_PROMPT_. From the excerpt below about work on the residences, list every subcontractor whose name ends in "Inc.", "Corporation", or "Company".

═════ SELECTION ═════

During the construction of petitioner's residence Baggio independently hired some workers who had been or were concurrently working on the Armour project. In addition, petitioner hired some subcontactors for work on the house who had done work at the Armour plant.*180 All workers and subcontractors on the house were told by petitioner to bill either McCully-Smith or Three Rivers for work done on the house. Among the subcontractors who worked at one time or another on the house were Roofing, Inc., Dodson Engineering, Schmertz & Erwin, Lendoll Corporation, McCully-Smith, Penn Plumbing, Frank Dyson, Inc., W. T. Morton, R. C. Lame Associates, James Valiant Company, and Hornfield Engineering.

At the end of 1967 and during the early part of 1968, Stewart was involved in remodeling and improving his residence. The work was quite extensive and included a deck and a swimming pool. McCully-Smith supervised the work, charged all invoices for material and labor to E.W.A. 40 and ultimately billed them to Three Rivers as extra work on the Armour contract. Although Three Rivers' records did not disclose that invoices for the work being done on the houses of petitioner and Stewart were being charged to the Armour contract, such invoices were identified and segregated on the records of McCully-Smith.

Stewart Eventually paid or otherwise satisfied Three Rivers with respect to the work done on his house. As of the date of trial petitioner had not paid anyone*181 for any part of the labor and materials determined by respondent to have been used in his house. 3 When asked about payment during the construction in 1967 and 1968, petitioner repeatedly told McCully, Baggio, and several other subcontractors and workers that everyone would be paid when he collected his 35 percent of the profit in the Armour contract. At trial Stewart and both of his brothers admitted that prior to the end of 1968 they were aware that work on petitioner's house had been charged to Three Rivers and hence to Armour.

═════ SOURCE DATA ═════

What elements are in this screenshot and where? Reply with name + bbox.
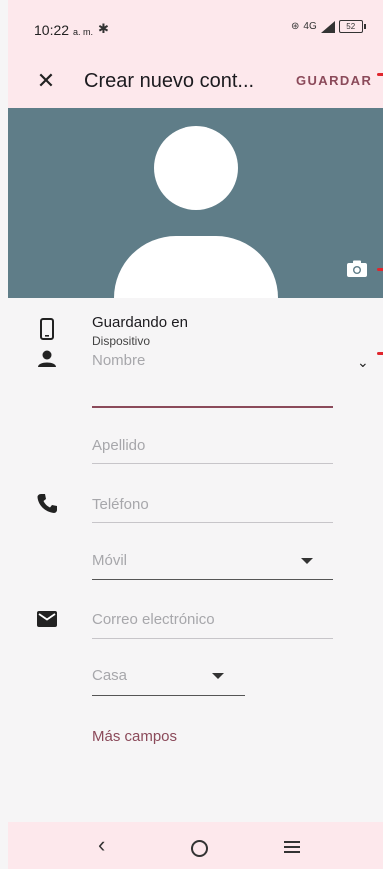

═════

_EXERCISE RESPONSE_.
Roofing, Inc.
Lendoll Corporation
Frank Dyson, Inc.
James Valiant Company